**Requirements:** Tally up the lines below that include the word "dword". Answer with the number alone.

━━━━━━━━━━

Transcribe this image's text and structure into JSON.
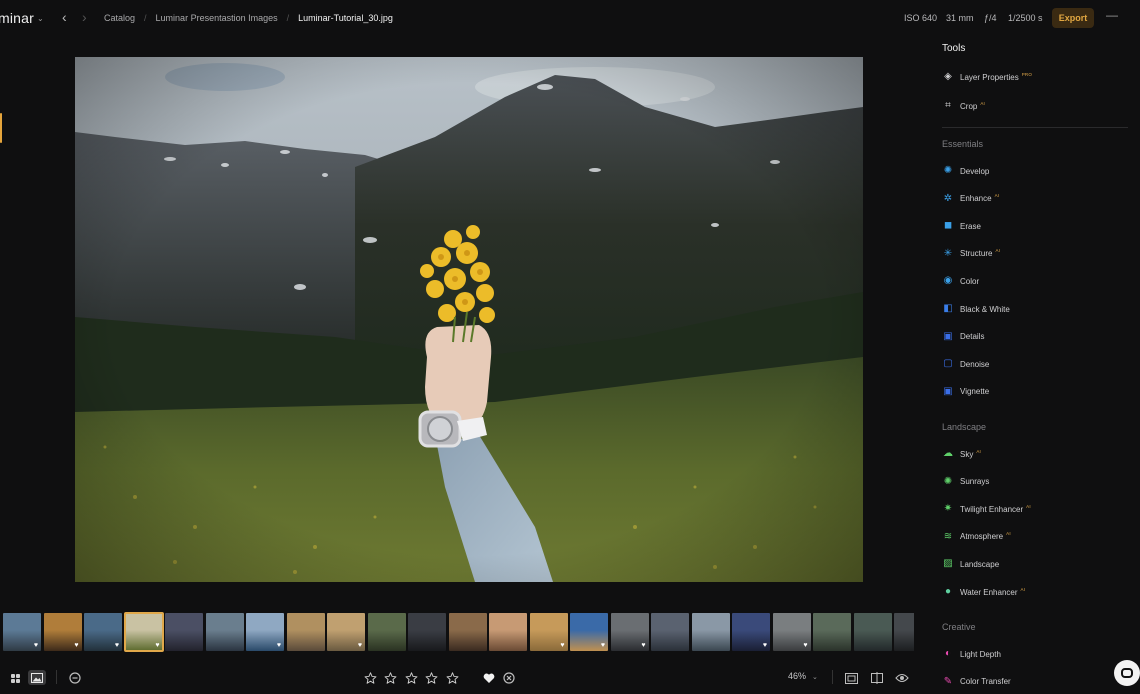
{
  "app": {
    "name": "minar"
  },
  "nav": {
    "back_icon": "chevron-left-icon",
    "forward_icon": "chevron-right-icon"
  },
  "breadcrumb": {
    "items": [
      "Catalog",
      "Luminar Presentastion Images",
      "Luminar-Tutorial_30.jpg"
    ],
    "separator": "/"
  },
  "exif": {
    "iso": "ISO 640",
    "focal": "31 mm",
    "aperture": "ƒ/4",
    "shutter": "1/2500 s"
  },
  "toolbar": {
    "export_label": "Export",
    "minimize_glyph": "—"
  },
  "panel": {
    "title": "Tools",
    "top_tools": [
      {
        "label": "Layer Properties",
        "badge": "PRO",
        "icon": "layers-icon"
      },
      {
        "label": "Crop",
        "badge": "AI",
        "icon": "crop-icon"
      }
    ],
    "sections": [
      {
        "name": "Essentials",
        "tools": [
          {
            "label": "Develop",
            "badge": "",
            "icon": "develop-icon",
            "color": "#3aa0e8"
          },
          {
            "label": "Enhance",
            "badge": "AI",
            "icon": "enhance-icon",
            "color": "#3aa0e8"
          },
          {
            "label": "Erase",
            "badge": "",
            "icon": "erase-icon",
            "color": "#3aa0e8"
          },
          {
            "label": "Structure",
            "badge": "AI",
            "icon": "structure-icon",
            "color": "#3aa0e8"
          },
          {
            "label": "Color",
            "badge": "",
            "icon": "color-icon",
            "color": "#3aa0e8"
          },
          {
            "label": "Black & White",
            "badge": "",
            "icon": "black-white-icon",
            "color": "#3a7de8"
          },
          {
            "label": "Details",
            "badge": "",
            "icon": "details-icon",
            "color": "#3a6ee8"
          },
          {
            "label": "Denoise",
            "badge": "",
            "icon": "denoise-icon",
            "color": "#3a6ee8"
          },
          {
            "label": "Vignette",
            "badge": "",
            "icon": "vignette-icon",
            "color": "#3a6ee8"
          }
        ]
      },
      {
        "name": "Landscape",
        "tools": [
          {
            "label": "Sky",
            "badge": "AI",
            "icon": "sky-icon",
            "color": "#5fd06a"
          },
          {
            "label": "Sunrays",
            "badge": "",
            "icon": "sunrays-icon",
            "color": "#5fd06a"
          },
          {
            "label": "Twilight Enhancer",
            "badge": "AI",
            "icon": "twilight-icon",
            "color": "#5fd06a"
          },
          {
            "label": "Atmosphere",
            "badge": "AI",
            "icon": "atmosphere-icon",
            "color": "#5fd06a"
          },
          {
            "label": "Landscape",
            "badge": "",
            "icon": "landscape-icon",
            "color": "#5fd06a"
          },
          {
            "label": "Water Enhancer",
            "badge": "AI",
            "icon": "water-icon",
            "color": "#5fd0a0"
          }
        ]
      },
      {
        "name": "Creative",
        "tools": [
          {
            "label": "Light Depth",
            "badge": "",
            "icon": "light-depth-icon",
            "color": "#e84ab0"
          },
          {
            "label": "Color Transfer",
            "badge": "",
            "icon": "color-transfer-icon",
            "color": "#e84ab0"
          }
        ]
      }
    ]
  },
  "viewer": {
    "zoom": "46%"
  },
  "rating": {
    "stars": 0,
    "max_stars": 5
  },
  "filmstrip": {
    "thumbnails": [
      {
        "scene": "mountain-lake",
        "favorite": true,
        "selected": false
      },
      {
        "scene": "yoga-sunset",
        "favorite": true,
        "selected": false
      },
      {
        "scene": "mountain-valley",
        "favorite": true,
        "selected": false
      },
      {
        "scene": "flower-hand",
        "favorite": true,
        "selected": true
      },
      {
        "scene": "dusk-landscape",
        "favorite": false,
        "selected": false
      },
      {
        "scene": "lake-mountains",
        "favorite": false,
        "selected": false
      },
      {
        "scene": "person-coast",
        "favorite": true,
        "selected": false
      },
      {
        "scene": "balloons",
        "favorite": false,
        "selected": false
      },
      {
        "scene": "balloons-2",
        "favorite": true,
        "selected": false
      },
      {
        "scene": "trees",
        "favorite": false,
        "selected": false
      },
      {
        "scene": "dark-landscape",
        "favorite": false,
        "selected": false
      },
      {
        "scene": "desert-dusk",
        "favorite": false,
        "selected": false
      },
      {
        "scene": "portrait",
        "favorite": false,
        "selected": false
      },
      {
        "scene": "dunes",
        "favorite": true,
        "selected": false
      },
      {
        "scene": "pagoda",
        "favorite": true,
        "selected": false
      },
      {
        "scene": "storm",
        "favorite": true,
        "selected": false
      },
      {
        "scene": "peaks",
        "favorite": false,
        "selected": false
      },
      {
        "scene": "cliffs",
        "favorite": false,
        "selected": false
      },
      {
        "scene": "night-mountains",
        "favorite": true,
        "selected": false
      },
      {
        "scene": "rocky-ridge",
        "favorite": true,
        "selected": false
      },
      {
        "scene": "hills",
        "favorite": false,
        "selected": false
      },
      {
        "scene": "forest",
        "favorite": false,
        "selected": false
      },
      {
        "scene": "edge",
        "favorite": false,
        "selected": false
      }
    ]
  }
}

━━━━━━━━━━

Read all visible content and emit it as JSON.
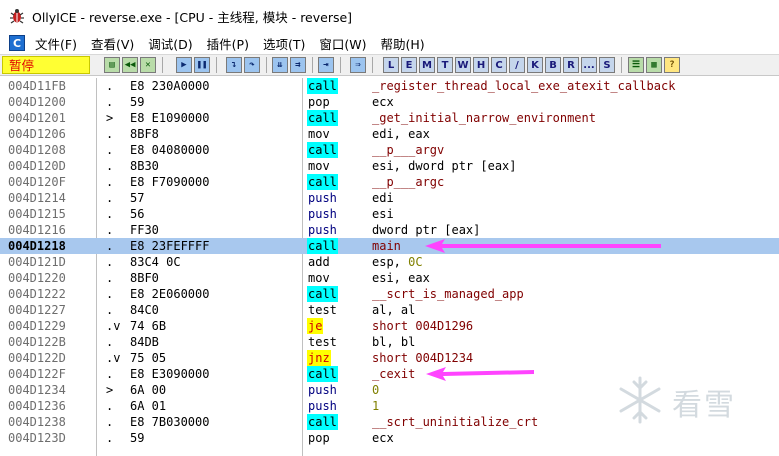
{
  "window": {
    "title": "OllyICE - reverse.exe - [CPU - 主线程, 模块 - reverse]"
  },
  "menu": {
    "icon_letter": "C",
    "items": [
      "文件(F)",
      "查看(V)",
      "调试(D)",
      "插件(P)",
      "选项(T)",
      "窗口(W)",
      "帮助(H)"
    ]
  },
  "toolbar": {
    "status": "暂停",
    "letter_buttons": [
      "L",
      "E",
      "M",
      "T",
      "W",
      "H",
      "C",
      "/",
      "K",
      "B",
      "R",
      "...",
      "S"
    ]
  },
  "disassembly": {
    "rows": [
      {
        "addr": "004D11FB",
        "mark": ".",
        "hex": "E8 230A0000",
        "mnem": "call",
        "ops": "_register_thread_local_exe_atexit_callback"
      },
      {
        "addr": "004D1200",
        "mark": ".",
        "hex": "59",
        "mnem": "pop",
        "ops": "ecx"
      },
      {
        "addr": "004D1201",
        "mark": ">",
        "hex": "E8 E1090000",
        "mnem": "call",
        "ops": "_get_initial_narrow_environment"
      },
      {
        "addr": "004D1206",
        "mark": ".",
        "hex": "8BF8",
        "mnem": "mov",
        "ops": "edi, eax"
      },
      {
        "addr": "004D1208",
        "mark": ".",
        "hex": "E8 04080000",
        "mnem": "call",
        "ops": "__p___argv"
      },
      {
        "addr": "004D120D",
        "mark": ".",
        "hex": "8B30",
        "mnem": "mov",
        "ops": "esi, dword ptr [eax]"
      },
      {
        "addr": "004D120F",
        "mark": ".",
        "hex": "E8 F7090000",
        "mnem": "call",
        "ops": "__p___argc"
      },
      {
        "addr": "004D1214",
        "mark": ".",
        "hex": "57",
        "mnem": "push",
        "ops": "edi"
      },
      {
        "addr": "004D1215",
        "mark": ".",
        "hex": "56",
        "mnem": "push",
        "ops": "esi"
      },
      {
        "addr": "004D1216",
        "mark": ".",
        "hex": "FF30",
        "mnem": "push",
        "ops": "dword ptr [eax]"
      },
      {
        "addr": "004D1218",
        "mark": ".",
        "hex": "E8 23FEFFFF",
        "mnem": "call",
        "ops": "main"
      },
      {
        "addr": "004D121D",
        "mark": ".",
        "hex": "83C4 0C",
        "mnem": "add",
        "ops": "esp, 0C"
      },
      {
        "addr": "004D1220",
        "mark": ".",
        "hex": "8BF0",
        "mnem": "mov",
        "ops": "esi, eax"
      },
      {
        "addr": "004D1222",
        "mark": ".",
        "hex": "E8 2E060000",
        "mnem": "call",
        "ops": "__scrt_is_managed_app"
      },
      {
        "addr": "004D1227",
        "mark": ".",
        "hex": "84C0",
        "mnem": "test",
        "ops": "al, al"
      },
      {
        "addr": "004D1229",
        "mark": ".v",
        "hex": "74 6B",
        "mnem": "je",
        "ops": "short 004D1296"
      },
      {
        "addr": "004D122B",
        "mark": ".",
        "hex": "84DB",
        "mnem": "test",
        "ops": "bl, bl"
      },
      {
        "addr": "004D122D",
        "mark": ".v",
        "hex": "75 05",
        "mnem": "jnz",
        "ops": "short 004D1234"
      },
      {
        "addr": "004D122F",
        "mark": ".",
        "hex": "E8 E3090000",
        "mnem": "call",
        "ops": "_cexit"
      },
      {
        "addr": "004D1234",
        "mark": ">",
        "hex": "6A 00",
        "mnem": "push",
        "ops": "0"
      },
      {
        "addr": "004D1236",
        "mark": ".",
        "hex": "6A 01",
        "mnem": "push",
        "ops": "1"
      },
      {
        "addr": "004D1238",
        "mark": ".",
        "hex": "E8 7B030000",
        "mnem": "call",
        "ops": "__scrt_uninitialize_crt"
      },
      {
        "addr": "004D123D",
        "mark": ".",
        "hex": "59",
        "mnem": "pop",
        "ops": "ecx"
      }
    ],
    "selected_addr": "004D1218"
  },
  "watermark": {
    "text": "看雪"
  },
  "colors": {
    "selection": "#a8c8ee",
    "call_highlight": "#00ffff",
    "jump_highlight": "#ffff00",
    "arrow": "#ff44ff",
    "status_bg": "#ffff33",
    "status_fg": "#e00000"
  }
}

━━━━━━━━━━

**Full solution:** 2